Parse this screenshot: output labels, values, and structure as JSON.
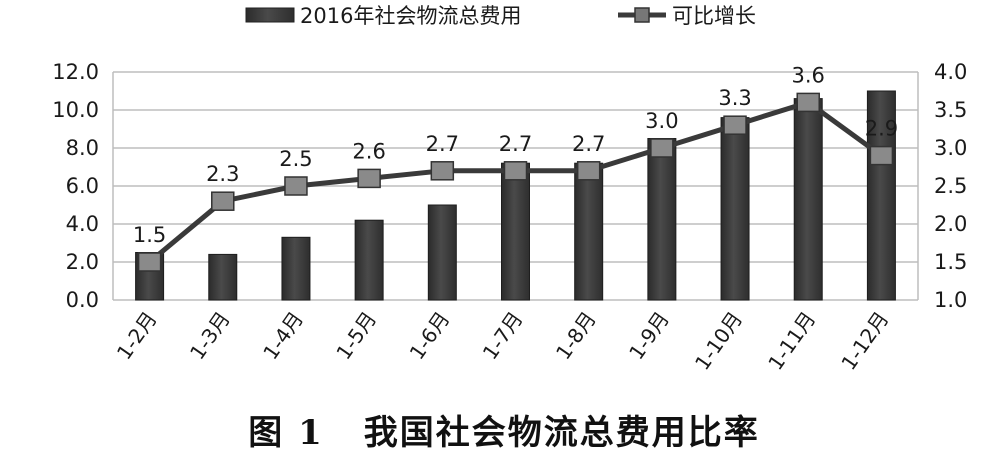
{
  "chart_data": {
    "type": "bar",
    "categories": [
      "1-2月",
      "1-3月",
      "1-4月",
      "1-5月",
      "1-6月",
      "1-7月",
      "1-8月",
      "1-9月",
      "1-10月",
      "1-11月",
      "1-12月"
    ],
    "series": [
      {
        "name": "2016年社会物流总费用",
        "type": "bar",
        "axis": "left",
        "values": [
          2.5,
          2.4,
          3.3,
          4.2,
          5.0,
          7.2,
          7.2,
          8.5,
          9.6,
          10.6,
          11.0
        ]
      },
      {
        "name": "可比增长",
        "type": "line",
        "axis": "right",
        "values": [
          1.5,
          2.3,
          2.5,
          2.6,
          2.7,
          2.7,
          2.7,
          3.0,
          3.3,
          3.6,
          2.9
        ],
        "labels": [
          "1.5",
          "2.3",
          "2.5",
          "2.6",
          "2.7",
          "2.7",
          "2.7",
          "3.0",
          "3.3",
          "3.6",
          "2.9"
        ]
      }
    ],
    "y_left": {
      "min": 0,
      "max": 12,
      "step": 2,
      "tick_labels": [
        "0.0",
        "2.0",
        "4.0",
        "6.0",
        "8.0",
        "10.0",
        "12.0"
      ]
    },
    "y_right": {
      "min": 1.0,
      "max": 4.0,
      "step": 0.5,
      "tick_labels": [
        "1.0",
        "1.5",
        "2.0",
        "2.5",
        "3.0",
        "3.5",
        "4.0"
      ]
    },
    "grid": true,
    "legend": "top",
    "bar_color": "#3c3c3c",
    "line_color": "#3a3a3a",
    "caption_number": "图 1",
    "caption_text": "我国社会物流总费用比率"
  }
}
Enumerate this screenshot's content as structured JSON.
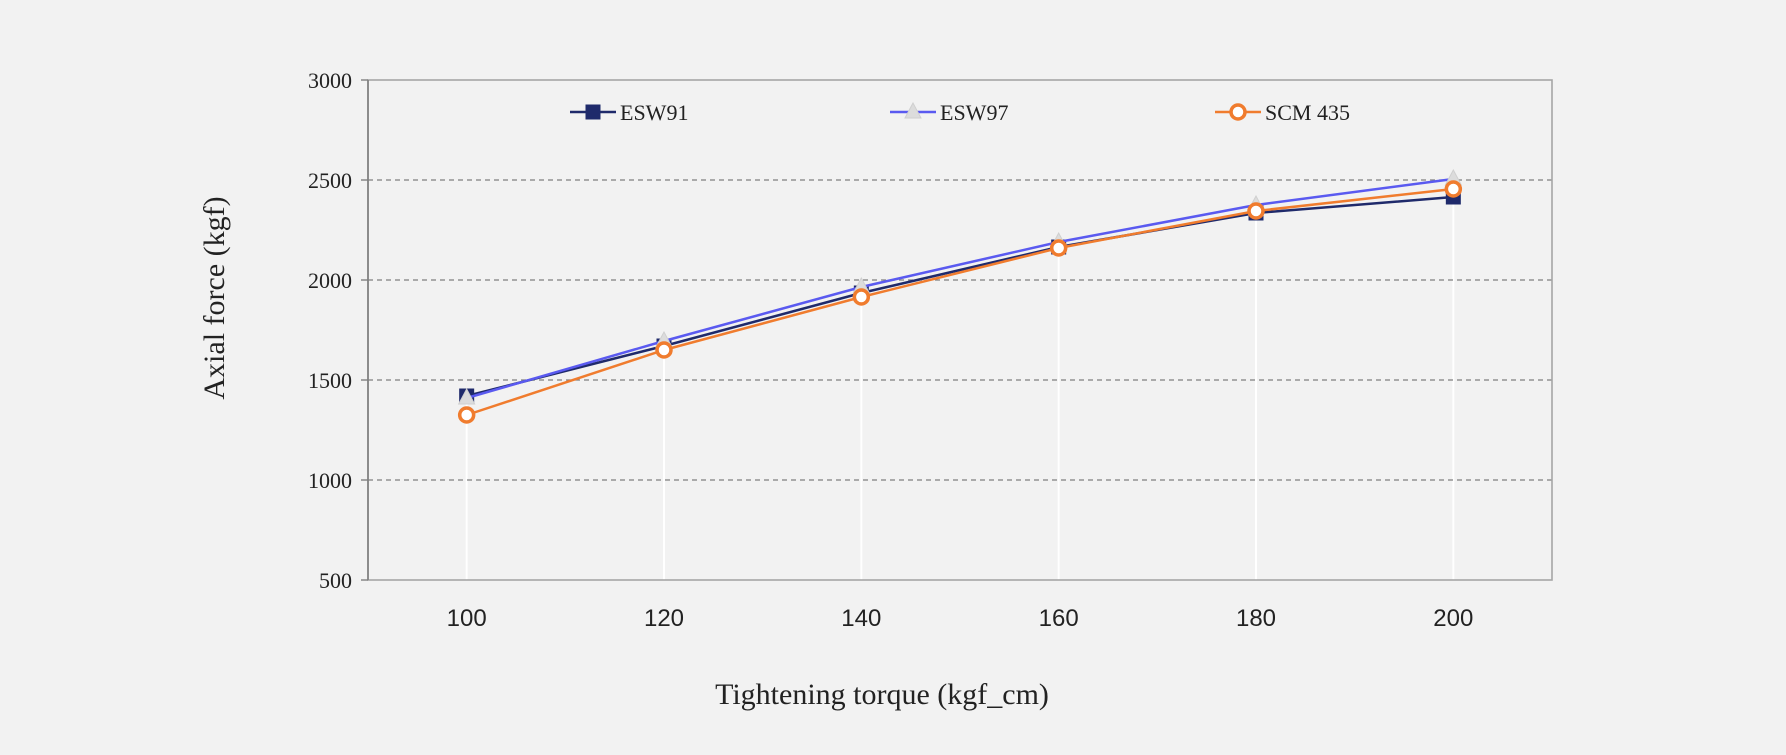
{
  "chart_data": {
    "type": "line",
    "title": "",
    "xlabel": "Tightening torque (kgf_cm)",
    "ylabel": "Axial force (kgf)",
    "x": [
      100,
      120,
      140,
      160,
      180,
      200
    ],
    "x_tick_labels": [
      "100",
      "120",
      "140",
      "160",
      "180",
      "200"
    ],
    "xlim": [
      90,
      210
    ],
    "ylim": [
      500,
      3000
    ],
    "y_ticks": [
      500,
      1000,
      1500,
      2000,
      2500,
      3000
    ],
    "y_tick_labels": [
      "500",
      "1000",
      "1500",
      "2000",
      "2500",
      "3000"
    ],
    "grid": "horizontal dashed",
    "legend_position": "top",
    "series": [
      {
        "name": "ESW91",
        "values": [
          1420,
          1670,
          1935,
          2165,
          2335,
          2415
        ],
        "color": "#1f2a6b",
        "marker": "square"
      },
      {
        "name": "ESW97",
        "values": [
          1410,
          1695,
          1965,
          2190,
          2375,
          2505
        ],
        "color": "#5a5af0",
        "marker": "triangle"
      },
      {
        "name": "SCM 435",
        "values": [
          1325,
          1650,
          1915,
          2160,
          2345,
          2455
        ],
        "color": "#f07c2e",
        "marker": "circle"
      }
    ]
  }
}
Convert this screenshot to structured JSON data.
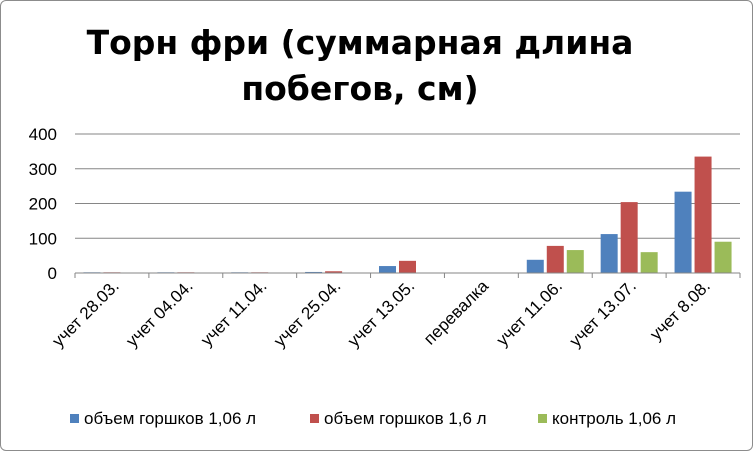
{
  "chart_data": {
    "type": "bar",
    "title": "Торн фри (суммарная длина побегов, см)",
    "title_lines": [
      "Торн фри (суммарная длина",
      "побегов, см)"
    ],
    "categories": [
      "учет 28.03.",
      "учет 04.04.",
      "учет 11.04.",
      "учет 25.04.",
      "учет 13.05.",
      "перевалка",
      "учет 11.06.",
      "учет 13.07.",
      "учет 8.08."
    ],
    "series": [
      {
        "name": "объем горшков 1,06 л",
        "color": "#4f81bd",
        "values": [
          2,
          2,
          2,
          3,
          20,
          null,
          38,
          112,
          234
        ]
      },
      {
        "name": "объем горшков 1,6 л",
        "color": "#c0504d",
        "values": [
          2,
          2,
          2,
          5,
          35,
          null,
          78,
          204,
          335
        ]
      },
      {
        "name": "контроль 1,06 л",
        "color": "#9bbb59",
        "values": [
          null,
          null,
          null,
          null,
          null,
          null,
          66,
          60,
          90
        ]
      }
    ],
    "yticks": [
      0,
      100,
      200,
      300,
      400
    ],
    "ylim": [
      0,
      400
    ],
    "xlabel": "",
    "ylabel": "",
    "grid": true,
    "legend_position": "bottom"
  }
}
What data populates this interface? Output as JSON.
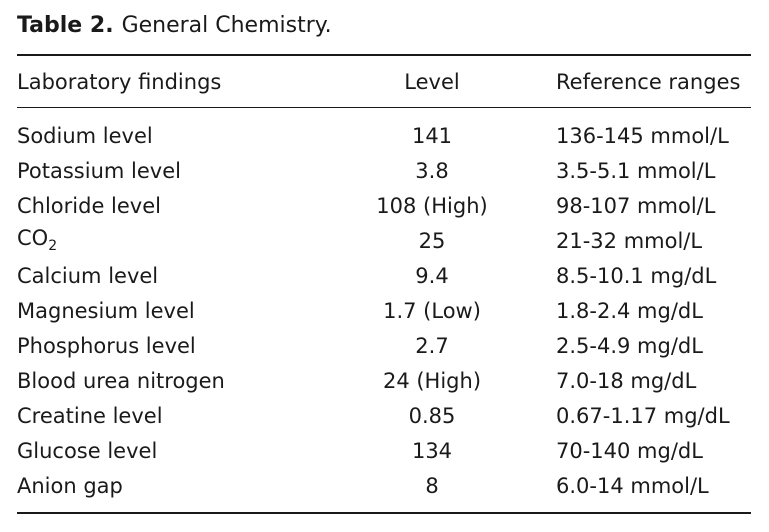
{
  "caption": {
    "label": "Table 2.",
    "title": "General Chemistry."
  },
  "headers": {
    "finding": "Laboratory findings",
    "level": "Level",
    "reference": "Reference ranges"
  },
  "rows": [
    {
      "finding": "Sodium level",
      "level": "141",
      "reference": "136-145 mmol/L",
      "bold": false
    },
    {
      "finding": "Potassium level",
      "level": "3.8",
      "reference": "3.5-5.1 mmol/L",
      "bold": false
    },
    {
      "finding": "Chloride level",
      "level": "108 (High)",
      "reference": "98-107 mmol/L",
      "bold": true
    },
    {
      "finding": "CO",
      "finding_sub": "2",
      "level": "25",
      "reference": "21-32 mmol/L",
      "bold": false
    },
    {
      "finding": "Calcium level",
      "level": "9.4",
      "reference": "8.5-10.1 mg/dL",
      "bold": false
    },
    {
      "finding": "Magnesium level",
      "level": "1.7 (Low)",
      "reference": "1.8-2.4 mg/dL",
      "bold": false
    },
    {
      "finding": "Phosphorus level",
      "level": "2.7",
      "reference": "2.5-4.9 mg/dL",
      "bold": false
    },
    {
      "finding": "Blood urea nitrogen",
      "level": "24 (High)",
      "reference": "7.0-18 mg/dL",
      "bold": true
    },
    {
      "finding": "Creatine level",
      "level": "0.85",
      "reference": "0.67-1.17 mg/dL",
      "bold": false
    },
    {
      "finding": "Glucose level",
      "level": "134",
      "reference": "70-140 mg/dL",
      "bold": false
    },
    {
      "finding": "Anion gap",
      "level": "8",
      "reference": "6.0-14 mmol/L",
      "bold": false
    }
  ]
}
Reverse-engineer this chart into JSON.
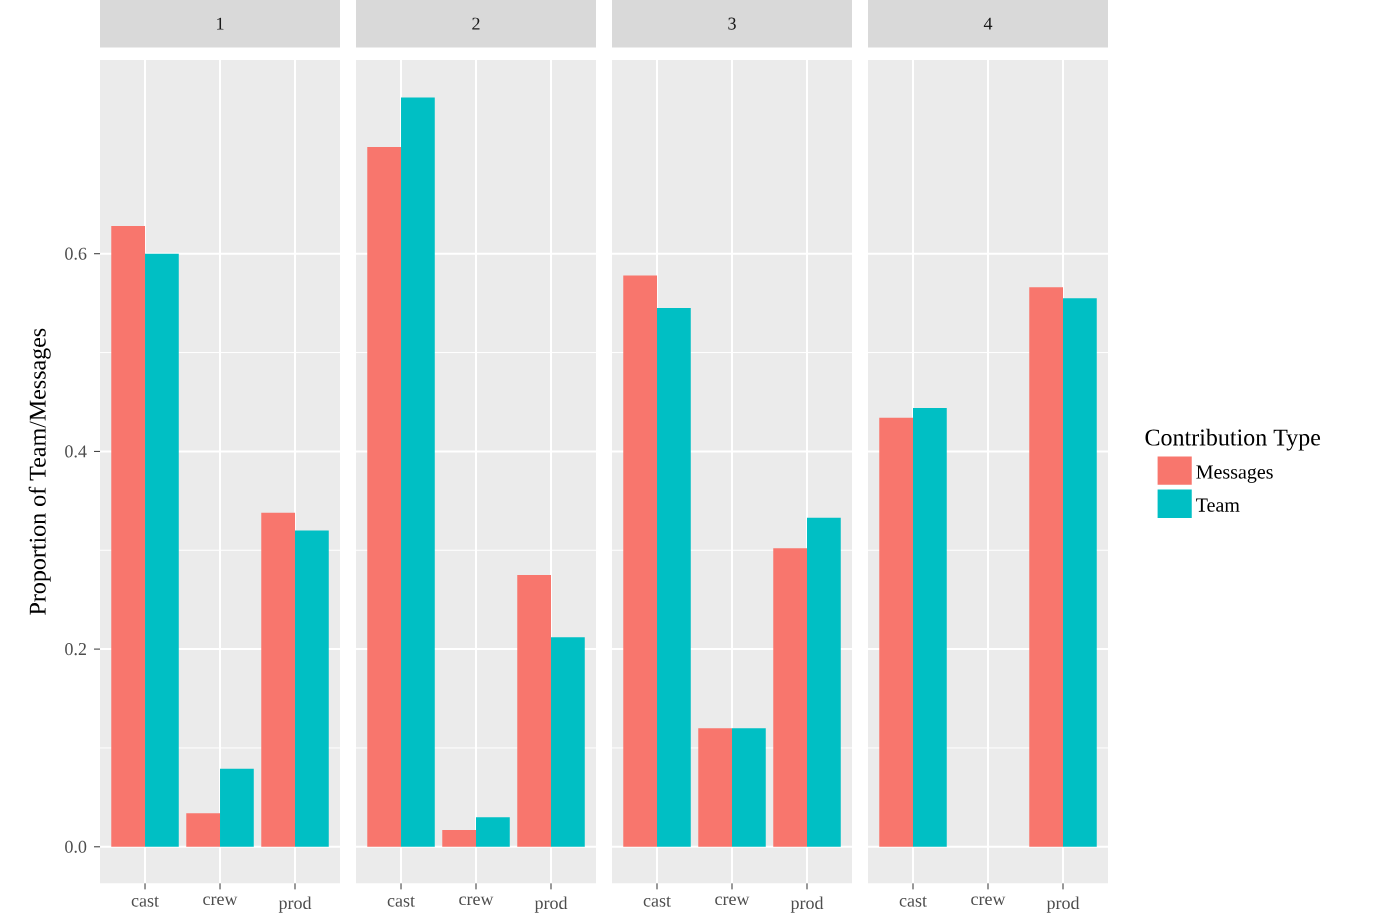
{
  "chart_data": [
    {
      "type": "bar",
      "title": "1",
      "ylabel": "Proportion of Team/Messages",
      "categories": [
        "cast",
        "crew",
        "prod"
      ],
      "series": [
        {
          "color": "#f8766d",
          "values": [
            0.628,
            0.034,
            0.338
          ]
        },
        {
          "color": "#00bfc4",
          "values": [
            0.6,
            0.079,
            0.32
          ]
        }
      ],
      "ylim": [
        -0.037,
        0.796
      ],
      "yticks": [
        {
          "value": 0,
          "label": "0.0"
        },
        0.2,
        0.4,
        0.6
      ],
      "grid": true
    },
    {
      "type": "bar",
      "title": "2",
      "categories": [
        "cast",
        "crew",
        "prod"
      ],
      "series": [
        {
          "color": "#f8766d",
          "values": [
            0.708,
            0.017,
            0.275
          ]
        },
        {
          "color": "#00bfc4",
          "values": [
            0.758,
            0.03,
            0.212
          ]
        }
      ],
      "ylim": [
        -0.037,
        0.796
      ],
      "tick_labels": "x",
      "grid": true
    },
    {
      "type": "bar",
      "title": "3",
      "categories": [
        "cast",
        "crew",
        "prod"
      ],
      "series": [
        {
          "color": "#f8766d",
          "values": [
            0.578,
            0.12,
            0.302
          ]
        },
        {
          "color": "#00bfc4",
          "values": [
            0.545,
            0.12,
            0.333
          ]
        }
      ],
      "ylim": [
        -0.037,
        0.796
      ],
      "tick_labels": "x",
      "grid": true
    },
    {
      "type": "bar",
      "title": "4",
      "categories": [
        "cast",
        "crew",
        "prod"
      ],
      "series": [
        {
          "name": "Messages",
          "color": "#f8766d",
          "values": [
            0.434,
            null,
            0.566
          ]
        },
        {
          "name": "Team",
          "color": "#00bfc4",
          "values": [
            0.444,
            null,
            0.555
          ]
        }
      ],
      "ylim": [
        -0.037,
        0.796
      ],
      "tick_labels": "x",
      "grid": true,
      "legend": "right",
      "legend_title": "Contribution Type"
    }
  ]
}
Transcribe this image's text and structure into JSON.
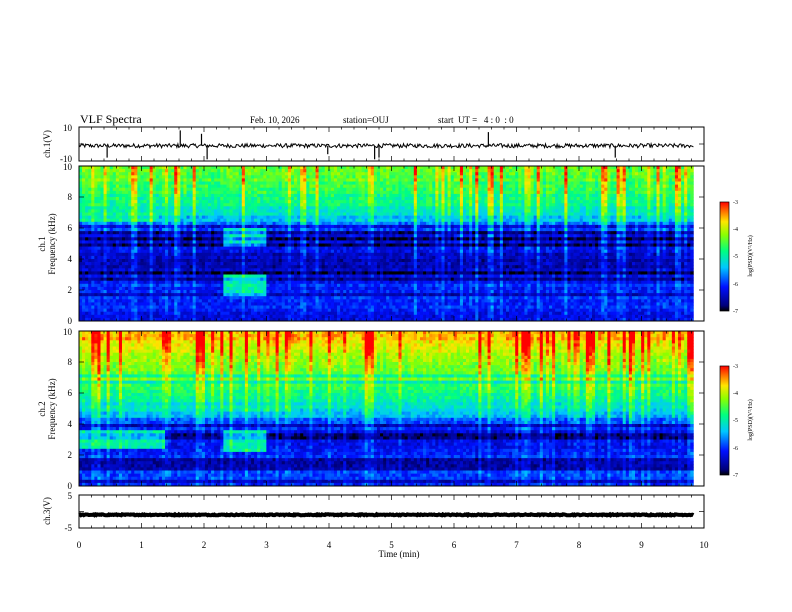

▶ [SET EXERCISE]
Show, from the listing above, each line that contains the word "ylabel".

▶ [TASK OUTPUT]
    "ylabel": "Axial force (kgf)",
    "ylabel": "",
      "ylabel": "Proportion of Team/Messages",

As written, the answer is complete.